* TASK INPUT *

****

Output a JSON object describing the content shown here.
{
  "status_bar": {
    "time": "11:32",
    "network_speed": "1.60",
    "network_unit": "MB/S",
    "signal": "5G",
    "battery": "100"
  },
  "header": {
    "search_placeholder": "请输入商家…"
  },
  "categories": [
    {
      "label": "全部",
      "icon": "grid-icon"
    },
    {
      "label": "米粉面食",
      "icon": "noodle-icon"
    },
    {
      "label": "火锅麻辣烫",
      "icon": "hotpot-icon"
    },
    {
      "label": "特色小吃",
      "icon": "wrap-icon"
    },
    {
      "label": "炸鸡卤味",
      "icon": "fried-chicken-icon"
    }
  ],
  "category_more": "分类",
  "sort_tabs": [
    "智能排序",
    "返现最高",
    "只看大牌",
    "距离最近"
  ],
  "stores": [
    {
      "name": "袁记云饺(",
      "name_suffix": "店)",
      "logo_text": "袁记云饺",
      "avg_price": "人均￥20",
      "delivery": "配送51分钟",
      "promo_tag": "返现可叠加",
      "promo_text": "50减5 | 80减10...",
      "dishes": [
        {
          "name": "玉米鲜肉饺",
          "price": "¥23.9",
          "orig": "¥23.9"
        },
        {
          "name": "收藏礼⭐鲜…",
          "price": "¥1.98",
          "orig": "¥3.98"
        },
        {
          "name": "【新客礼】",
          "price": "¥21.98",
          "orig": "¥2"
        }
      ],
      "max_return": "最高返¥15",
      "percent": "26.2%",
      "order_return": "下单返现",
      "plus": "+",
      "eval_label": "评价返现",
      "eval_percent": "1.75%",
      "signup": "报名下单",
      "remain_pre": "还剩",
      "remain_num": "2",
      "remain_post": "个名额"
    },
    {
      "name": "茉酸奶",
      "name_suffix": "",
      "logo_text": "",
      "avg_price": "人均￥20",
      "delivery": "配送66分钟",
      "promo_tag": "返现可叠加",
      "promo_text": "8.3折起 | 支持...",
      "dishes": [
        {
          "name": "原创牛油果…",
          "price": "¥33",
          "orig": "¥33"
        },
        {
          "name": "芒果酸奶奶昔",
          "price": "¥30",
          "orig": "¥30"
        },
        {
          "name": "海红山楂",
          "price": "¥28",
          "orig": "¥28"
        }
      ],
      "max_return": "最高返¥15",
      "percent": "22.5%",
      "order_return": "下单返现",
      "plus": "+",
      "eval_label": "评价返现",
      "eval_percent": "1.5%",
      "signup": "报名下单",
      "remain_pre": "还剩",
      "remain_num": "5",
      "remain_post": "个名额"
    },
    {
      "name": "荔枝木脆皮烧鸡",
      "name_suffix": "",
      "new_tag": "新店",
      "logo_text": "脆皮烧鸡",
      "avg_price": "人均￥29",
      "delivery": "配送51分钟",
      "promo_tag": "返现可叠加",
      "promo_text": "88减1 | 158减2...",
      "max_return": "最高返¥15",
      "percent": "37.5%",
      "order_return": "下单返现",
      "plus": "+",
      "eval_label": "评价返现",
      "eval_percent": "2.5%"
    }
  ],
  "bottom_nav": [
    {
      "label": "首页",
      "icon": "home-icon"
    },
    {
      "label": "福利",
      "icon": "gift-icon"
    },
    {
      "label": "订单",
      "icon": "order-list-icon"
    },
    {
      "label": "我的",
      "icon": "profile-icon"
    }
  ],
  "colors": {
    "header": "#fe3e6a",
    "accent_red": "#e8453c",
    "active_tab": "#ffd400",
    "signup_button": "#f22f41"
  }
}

****

* EXERCISE DESCRIPTION *
Repeat the material in full, exactly as it stands.

* EXERCISE RESULT *
Output a JSON object describing the content shown here.
{
  "status_bar": {
    "time": "11:32",
    "network_speed": "1.60",
    "network_unit": "MB/S",
    "signal": "5G",
    "battery": "100"
  },
  "header": {
    "search_placeholder": "请输入商家…"
  },
  "categories": [
    {
      "label": "全部",
      "icon": "grid-icon"
    },
    {
      "label": "米粉面食",
      "icon": "noodle-icon"
    },
    {
      "label": "火锅麻辣烫",
      "icon": "hotpot-icon"
    },
    {
      "label": "特色小吃",
      "icon": "wrap-icon"
    },
    {
      "label": "炸鸡卤味",
      "icon": "fried-chicken-icon"
    }
  ],
  "category_more": "分类",
  "sort_tabs": [
    "智能排序",
    "返现最高",
    "只看大牌",
    "距离最近"
  ],
  "stores": [
    {
      "name": "袁记云饺(",
      "name_suffix": "店)",
      "logo_text": "袁记云饺",
      "avg_price": "人均￥20",
      "delivery": "配送51分钟",
      "promo_tag": "返现可叠加",
      "promo_text": "50减5 | 80减10...",
      "dishes": [
        {
          "name": "玉米鲜肉饺",
          "price": "¥23.9",
          "orig": "¥23.9"
        },
        {
          "name": "收藏礼⭐鲜…",
          "price": "¥1.98",
          "orig": "¥3.98"
        },
        {
          "name": "【新客礼】",
          "price": "¥21.98",
          "orig": "¥2"
        }
      ],
      "max_return": "最高返¥15",
      "percent": "26.2%",
      "order_return": "下单返现",
      "plus": "+",
      "eval_label": "评价返现",
      "eval_percent": "1.75%",
      "signup": "报名下单",
      "remain_pre": "还剩",
      "remain_num": "2",
      "remain_post": "个名额"
    },
    {
      "name": "茉酸奶",
      "name_suffix": "",
      "logo_text": "",
      "avg_price": "人均￥20",
      "delivery": "配送66分钟",
      "promo_tag": "返现可叠加",
      "promo_text": "8.3折起 | 支持...",
      "dishes": [
        {
          "name": "原创牛油果…",
          "price": "¥33",
          "orig": "¥33"
        },
        {
          "name": "芒果酸奶奶昔",
          "price": "¥30",
          "orig": "¥30"
        },
        {
          "name": "海红山楂",
          "price": "¥28",
          "orig": "¥28"
        }
      ],
      "max_return": "最高返¥15",
      "percent": "22.5%",
      "order_return": "下单返现",
      "plus": "+",
      "eval_label": "评价返现",
      "eval_percent": "1.5%",
      "signup": "报名下单",
      "remain_pre": "还剩",
      "remain_num": "5",
      "remain_post": "个名额"
    },
    {
      "name": "荔枝木脆皮烧鸡",
      "name_suffix": "",
      "new_tag": "新店",
      "logo_text": "脆皮烧鸡",
      "avg_price": "人均￥29",
      "delivery": "配送51分钟",
      "promo_tag": "返现可叠加",
      "promo_text": "88减1 | 158减2...",
      "max_return": "最高返¥15",
      "percent": "37.5%",
      "order_return": "下单返现",
      "plus": "+",
      "eval_label": "评价返现",
      "eval_percent": "2.5%"
    }
  ],
  "bottom_nav": [
    {
      "label": "首页",
      "icon": "home-icon"
    },
    {
      "label": "福利",
      "icon": "gift-icon"
    },
    {
      "label": "订单",
      "icon": "order-list-icon"
    },
    {
      "label": "我的",
      "icon": "profile-icon"
    }
  ],
  "colors": {
    "header": "#fe3e6a",
    "accent_red": "#e8453c",
    "active_tab": "#ffd400",
    "signup_button": "#f22f41"
  }
}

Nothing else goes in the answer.